- **Given exercise**: Write out the complete material exactly as it stands.

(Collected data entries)
** BEGIN **

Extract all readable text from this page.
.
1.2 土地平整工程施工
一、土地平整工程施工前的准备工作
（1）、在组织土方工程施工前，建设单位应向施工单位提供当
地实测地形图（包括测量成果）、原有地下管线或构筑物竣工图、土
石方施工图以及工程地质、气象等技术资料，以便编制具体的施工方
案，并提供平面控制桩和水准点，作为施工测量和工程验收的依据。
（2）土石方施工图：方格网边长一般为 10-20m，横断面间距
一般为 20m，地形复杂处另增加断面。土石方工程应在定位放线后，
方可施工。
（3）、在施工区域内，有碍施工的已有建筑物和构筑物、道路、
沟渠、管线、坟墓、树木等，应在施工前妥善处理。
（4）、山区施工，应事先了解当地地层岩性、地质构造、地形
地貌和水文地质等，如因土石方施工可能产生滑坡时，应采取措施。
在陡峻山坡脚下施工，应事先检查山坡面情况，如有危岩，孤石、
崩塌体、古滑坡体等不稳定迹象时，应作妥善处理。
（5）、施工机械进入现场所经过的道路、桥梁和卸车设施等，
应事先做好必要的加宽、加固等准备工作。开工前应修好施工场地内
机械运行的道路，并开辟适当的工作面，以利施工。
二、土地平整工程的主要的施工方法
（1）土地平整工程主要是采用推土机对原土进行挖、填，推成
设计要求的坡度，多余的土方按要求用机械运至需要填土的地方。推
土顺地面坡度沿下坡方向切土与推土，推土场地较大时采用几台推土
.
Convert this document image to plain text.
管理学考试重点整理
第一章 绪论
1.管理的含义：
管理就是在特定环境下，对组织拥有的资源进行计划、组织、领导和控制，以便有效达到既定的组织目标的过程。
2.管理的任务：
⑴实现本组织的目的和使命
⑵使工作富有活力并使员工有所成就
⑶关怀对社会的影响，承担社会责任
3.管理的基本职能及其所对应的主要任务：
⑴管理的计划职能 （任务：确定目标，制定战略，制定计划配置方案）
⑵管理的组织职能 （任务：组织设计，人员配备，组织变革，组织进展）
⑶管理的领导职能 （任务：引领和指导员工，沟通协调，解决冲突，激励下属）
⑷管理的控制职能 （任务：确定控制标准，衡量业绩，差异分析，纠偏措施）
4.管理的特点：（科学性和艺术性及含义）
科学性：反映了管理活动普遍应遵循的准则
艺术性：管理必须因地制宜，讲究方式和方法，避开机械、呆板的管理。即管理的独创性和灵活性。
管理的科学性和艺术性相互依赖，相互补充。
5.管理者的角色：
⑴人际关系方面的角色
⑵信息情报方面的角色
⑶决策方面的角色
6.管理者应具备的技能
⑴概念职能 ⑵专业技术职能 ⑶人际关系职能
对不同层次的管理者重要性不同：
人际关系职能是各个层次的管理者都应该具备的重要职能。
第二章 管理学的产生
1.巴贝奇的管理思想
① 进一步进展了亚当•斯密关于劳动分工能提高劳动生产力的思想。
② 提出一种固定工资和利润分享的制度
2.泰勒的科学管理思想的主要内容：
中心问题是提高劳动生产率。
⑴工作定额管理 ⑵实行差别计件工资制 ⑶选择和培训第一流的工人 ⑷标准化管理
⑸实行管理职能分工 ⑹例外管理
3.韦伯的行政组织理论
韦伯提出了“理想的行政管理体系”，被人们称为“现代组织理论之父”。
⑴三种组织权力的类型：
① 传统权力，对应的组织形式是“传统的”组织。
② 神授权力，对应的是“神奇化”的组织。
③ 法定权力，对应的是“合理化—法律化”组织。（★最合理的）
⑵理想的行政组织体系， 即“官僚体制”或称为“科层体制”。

** END **

- **Solution for this exercise**:
Extract all readable text from this page.
.
1.2 土地平整工程施工
一、土地平整工程施工前的准备工作
（1）、在组织土方工程施工前，建设单位应向施工单位提供当
地实测地形图（包括测量成果）、原有地下管线或构筑物竣工图、土
石方施工图以及工程地质、气象等技术资料，以便编制具体的施工方
案，并提供平面控制桩和水准点，作为施工测量和工程验收的依据。
（2）土石方施工图：方格网边长一般为 10-20m，横断面间距
一般为 20m，地形复杂处另增加断面。土石方工程应在定位放线后，
方可施工。
（3）、在施工区域内，有碍施工的已有建筑物和构筑物、道路、
沟渠、管线、坟墓、树木等，应在施工前妥善处理。
（4）、山区施工，应事先了解当地地层岩性、地质构造、地形
地貌和水文地质等，如因土石方施工可能产生滑坡时，应采取措施。
在陡峻山坡脚下施工，应事先检查山坡面情况，如有危岩，孤石、
崩塌体、古滑坡体等不稳定迹象时，应作妥善处理。
（5）、施工机械进入现场所经过的道路、桥梁和卸车设施等，
应事先做好必要的加宽、加固等准备工作。开工前应修好施工场地内
机械运行的道路，并开辟适当的工作面，以利施工。
二、土地平整工程的主要的施工方法
（1）土地平整工程主要是采用推土机对原土进行挖、填，推成
设计要求的坡度，多余的土方按要求用机械运至需要填土的地方。推
土顺地面坡度沿下坡方向切土与推土，推土场地较大时采用几台推土
.
Convert this document image to plain text.
管理学考试重点整理
第一章 绪论
1.管理的含义：
管理就是在特定环境下，对组织拥有的资源进行计划、组织、领导和控制，以便有效达到既定的组织目标的过程。
2.管理的任务：
⑴实现本组织的目的和使命
⑵使工作富有活力并使员工有所成就
⑶关怀对社会的影响，承担社会责任
3.管理的基本职能及其所对应的主要任务：
⑴管理的计划职能 （任务：确定目标，制定战略，制定计划配置方案）
⑵管理的组织职能 （任务：组织设计，人员配备，组织变革，组织进展）
⑶管理的领导职能 （任务：引领和指导员工，沟通协调，解决冲突，激励下属）
⑷管理的控制职能 （任务：确定控制标准，衡量业绩，差异分析，纠偏措施）
4.管理的特点：（科学性和艺术性及含义）
科学性：反映了管理活动普遍应遵循的准则
艺术性：管理必须因地制宜，讲究方式和方法，避开机械、呆板的管理。即管理的独创性和灵活性。
管理的科学性和艺术性相互依赖，相互补充。
5.管理者的角色：
⑴人际关系方面的角色
⑵信息情报方面的角色
⑶决策方面的角色
6.管理者应具备的技能
⑴概念职能 ⑵专业技术职能 ⑶人际关系职能
对不同层次的管理者重要性不同：
人际关系职能是各个层次的管理者都应该具备的重要职能。
第二章 管理学的产生
1.巴贝奇的管理思想
① 进一步进展了亚当•斯密关于劳动分工能提高劳动生产力的思想。
② 提出一种固定工资和利润分享的制度
2.泰勒的科学管理思想的主要内容：
中心问题是提高劳动生产率。
⑴工作定额管理 ⑵实行差别计件工资制 ⑶选择和培训第一流的工人 ⑷标准化管理
⑸实行管理职能分工 ⑹例外管理
3.韦伯的行政组织理论
韦伯提出了“理想的行政管理体系”，被人们称为“现代组织理论之父”。
⑴三种组织权力的类型：
① 传统权力，对应的组织形式是“传统的”组织。
② 神授权力，对应的是“神奇化”的组织。
③ 法定权力，对应的是“合理化—法律化”组织。（★最合理的）
⑵理想的行政组织体系， 即“官僚体制”或称为“科层体制”。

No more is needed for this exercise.